[Start of INFORMATION SHOWN]

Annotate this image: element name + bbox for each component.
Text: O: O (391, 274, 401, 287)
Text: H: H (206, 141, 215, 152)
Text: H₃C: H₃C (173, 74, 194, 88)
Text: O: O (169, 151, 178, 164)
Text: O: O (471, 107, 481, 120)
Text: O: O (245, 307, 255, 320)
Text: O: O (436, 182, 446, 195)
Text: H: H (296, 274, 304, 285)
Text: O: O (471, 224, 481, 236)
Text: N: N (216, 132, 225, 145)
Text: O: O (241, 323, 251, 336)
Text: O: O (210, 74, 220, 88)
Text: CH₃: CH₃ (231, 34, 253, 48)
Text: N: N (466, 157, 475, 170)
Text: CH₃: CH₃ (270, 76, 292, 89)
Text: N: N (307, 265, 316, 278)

[End of INFORMATION SHOWN]

--- WRITTEN PROBLEM ---
Copy out all of the material above line by line, changing nothing.

--- WRITTEN SOLUTION ---
Annotate this image: element name + bbox for each component.
Text: O: O (391, 274, 401, 287)
Text: H: H (206, 141, 215, 152)
Text: H₃C: H₃C (173, 74, 194, 88)
Text: O: O (169, 151, 178, 164)
Text: O: O (471, 107, 481, 120)
Text: O: O (245, 307, 255, 320)
Text: O: O (436, 182, 446, 195)
Text: H: H (296, 274, 304, 285)
Text: O: O (471, 224, 481, 236)
Text: N: N (216, 132, 225, 145)
Text: O: O (241, 323, 251, 336)
Text: O: O (210, 74, 220, 88)
Text: CH₃: CH₃ (231, 34, 253, 48)
Text: N: N (466, 157, 475, 170)
Text: CH₃: CH₃ (270, 76, 292, 89)
Text: N: N (307, 265, 316, 278)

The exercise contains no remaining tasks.